• _SHORT EXERCISE_
Print all the entries verbatim.

• _DATA LISTING_
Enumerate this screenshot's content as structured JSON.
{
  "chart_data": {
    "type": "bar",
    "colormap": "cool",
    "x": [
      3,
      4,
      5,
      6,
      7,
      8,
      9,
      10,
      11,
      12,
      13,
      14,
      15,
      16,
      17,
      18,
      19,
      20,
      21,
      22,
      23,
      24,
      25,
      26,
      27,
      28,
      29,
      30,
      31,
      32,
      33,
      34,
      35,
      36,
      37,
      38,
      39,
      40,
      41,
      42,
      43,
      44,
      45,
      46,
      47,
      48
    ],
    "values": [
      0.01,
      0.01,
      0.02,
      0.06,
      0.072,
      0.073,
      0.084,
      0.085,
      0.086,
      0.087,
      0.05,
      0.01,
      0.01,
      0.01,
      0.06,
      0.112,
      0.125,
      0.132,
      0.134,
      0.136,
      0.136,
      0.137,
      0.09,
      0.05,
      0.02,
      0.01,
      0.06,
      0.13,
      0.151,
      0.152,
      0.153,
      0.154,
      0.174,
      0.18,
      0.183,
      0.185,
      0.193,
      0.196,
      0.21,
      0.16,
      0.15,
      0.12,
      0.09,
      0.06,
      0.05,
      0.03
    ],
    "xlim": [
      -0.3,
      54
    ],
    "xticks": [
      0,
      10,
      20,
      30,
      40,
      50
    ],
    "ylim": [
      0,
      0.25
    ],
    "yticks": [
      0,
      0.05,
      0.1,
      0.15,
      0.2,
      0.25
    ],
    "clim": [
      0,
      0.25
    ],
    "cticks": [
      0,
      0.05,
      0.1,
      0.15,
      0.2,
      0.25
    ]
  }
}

• _CORRECT OUTPUT_
Enumerate this screenshot's content as structured JSON.
{
  "chart_data": {
    "type": "bar",
    "colormap": "cool",
    "x": [
      3,
      4,
      5,
      6,
      7,
      8,
      9,
      10,
      11,
      12,
      13,
      14,
      15,
      16,
      17,
      18,
      19,
      20,
      21,
      22,
      23,
      24,
      25,
      26,
      27,
      28,
      29,
      30,
      31,
      32,
      33,
      34,
      35,
      36,
      37,
      38,
      39,
      40,
      41,
      42,
      43,
      44,
      45,
      46,
      47,
      48
    ],
    "values": [
      0.01,
      0.01,
      0.02,
      0.06,
      0.072,
      0.073,
      0.084,
      0.085,
      0.086,
      0.087,
      0.05,
      0.01,
      0.01,
      0.01,
      0.06,
      0.112,
      0.125,
      0.132,
      0.134,
      0.136,
      0.136,
      0.137,
      0.09,
      0.05,
      0.02,
      0.01,
      0.06,
      0.13,
      0.151,
      0.152,
      0.153,
      0.154,
      0.174,
      0.18,
      0.183,
      0.185,
      0.193,
      0.196,
      0.21,
      0.16,
      0.15,
      0.12,
      0.09,
      0.06,
      0.05,
      0.03
    ],
    "xlim": [
      -0.3,
      54
    ],
    "xticks": [
      0,
      10,
      20,
      30,
      40,
      50
    ],
    "ylim": [
      0,
      0.25
    ],
    "yticks": [
      0,
      0.05,
      0.1,
      0.15,
      0.2,
      0.25
    ],
    "clim": [
      0,
      0.25
    ],
    "cticks": [
      0,
      0.05,
      0.1,
      0.15,
      0.2,
      0.25
    ]
  }
}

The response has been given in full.